Stored records —
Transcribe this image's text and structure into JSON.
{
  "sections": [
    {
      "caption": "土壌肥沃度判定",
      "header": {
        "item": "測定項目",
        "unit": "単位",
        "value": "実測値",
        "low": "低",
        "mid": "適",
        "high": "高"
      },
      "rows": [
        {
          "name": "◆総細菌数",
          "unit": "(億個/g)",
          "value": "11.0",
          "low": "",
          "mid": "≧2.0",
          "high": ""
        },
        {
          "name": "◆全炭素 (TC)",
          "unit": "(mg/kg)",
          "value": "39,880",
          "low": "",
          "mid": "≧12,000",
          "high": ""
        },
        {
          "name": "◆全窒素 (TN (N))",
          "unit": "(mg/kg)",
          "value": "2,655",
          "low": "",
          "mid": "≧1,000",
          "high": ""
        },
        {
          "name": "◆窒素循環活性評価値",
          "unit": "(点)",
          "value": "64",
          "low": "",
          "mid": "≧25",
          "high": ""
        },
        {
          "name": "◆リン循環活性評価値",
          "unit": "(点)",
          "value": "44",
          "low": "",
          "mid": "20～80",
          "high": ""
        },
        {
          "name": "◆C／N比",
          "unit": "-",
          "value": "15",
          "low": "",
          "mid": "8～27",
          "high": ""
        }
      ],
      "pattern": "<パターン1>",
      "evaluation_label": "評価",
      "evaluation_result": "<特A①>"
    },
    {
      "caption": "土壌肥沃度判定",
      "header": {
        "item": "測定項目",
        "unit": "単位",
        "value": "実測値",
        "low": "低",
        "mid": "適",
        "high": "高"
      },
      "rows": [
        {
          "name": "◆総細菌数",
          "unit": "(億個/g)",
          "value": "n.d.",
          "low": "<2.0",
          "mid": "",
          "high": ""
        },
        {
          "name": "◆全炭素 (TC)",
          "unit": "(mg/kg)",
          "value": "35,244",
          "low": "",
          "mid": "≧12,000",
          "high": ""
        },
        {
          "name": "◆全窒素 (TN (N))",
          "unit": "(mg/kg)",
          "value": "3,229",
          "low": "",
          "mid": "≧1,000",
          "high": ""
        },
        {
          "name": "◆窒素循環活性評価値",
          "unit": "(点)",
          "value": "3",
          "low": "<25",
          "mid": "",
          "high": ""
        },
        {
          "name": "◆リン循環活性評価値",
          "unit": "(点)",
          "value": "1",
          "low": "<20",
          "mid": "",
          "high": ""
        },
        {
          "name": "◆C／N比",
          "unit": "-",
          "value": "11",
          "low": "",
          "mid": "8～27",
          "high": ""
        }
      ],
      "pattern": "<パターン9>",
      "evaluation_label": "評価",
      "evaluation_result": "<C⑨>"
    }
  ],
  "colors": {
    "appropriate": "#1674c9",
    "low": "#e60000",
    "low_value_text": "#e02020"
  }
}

Task statement —
Extract the complete listing verbatim.

Solved exercise —
Transcribe this image's text and structure into JSON.
{
  "sections": [
    {
      "caption": "土壌肥沃度判定",
      "header": {
        "item": "測定項目",
        "unit": "単位",
        "value": "実測値",
        "low": "低",
        "mid": "適",
        "high": "高"
      },
      "rows": [
        {
          "name": "◆総細菌数",
          "unit": "(億個/g)",
          "value": "11.0",
          "low": "",
          "mid": "≧2.0",
          "high": ""
        },
        {
          "name": "◆全炭素 (TC)",
          "unit": "(mg/kg)",
          "value": "39,880",
          "low": "",
          "mid": "≧12,000",
          "high": ""
        },
        {
          "name": "◆全窒素 (TN (N))",
          "unit": "(mg/kg)",
          "value": "2,655",
          "low": "",
          "mid": "≧1,000",
          "high": ""
        },
        {
          "name": "◆窒素循環活性評価値",
          "unit": "(点)",
          "value": "64",
          "low": "",
          "mid": "≧25",
          "high": ""
        },
        {
          "name": "◆リン循環活性評価値",
          "unit": "(点)",
          "value": "44",
          "low": "",
          "mid": "20～80",
          "high": ""
        },
        {
          "name": "◆C／N比",
          "unit": "-",
          "value": "15",
          "low": "",
          "mid": "8～27",
          "high": ""
        }
      ],
      "pattern": "<パターン1>",
      "evaluation_label": "評価",
      "evaluation_result": "<特A①>"
    },
    {
      "caption": "土壌肥沃度判定",
      "header": {
        "item": "測定項目",
        "unit": "単位",
        "value": "実測値",
        "low": "低",
        "mid": "適",
        "high": "高"
      },
      "rows": [
        {
          "name": "◆総細菌数",
          "unit": "(億個/g)",
          "value": "n.d.",
          "low": "<2.0",
          "mid": "",
          "high": ""
        },
        {
          "name": "◆全炭素 (TC)",
          "unit": "(mg/kg)",
          "value": "35,244",
          "low": "",
          "mid": "≧12,000",
          "high": ""
        },
        {
          "name": "◆全窒素 (TN (N))",
          "unit": "(mg/kg)",
          "value": "3,229",
          "low": "",
          "mid": "≧1,000",
          "high": ""
        },
        {
          "name": "◆窒素循環活性評価値",
          "unit": "(点)",
          "value": "3",
          "low": "<25",
          "mid": "",
          "high": ""
        },
        {
          "name": "◆リン循環活性評価値",
          "unit": "(点)",
          "value": "1",
          "low": "<20",
          "mid": "",
          "high": ""
        },
        {
          "name": "◆C／N比",
          "unit": "-",
          "value": "11",
          "low": "",
          "mid": "8～27",
          "high": ""
        }
      ],
      "pattern": "<パターン9>",
      "evaluation_label": "評価",
      "evaluation_result": "<C⑨>"
    }
  ],
  "colors": {
    "appropriate": "#1674c9",
    "low": "#e60000",
    "low_value_text": "#e02020"
  }
}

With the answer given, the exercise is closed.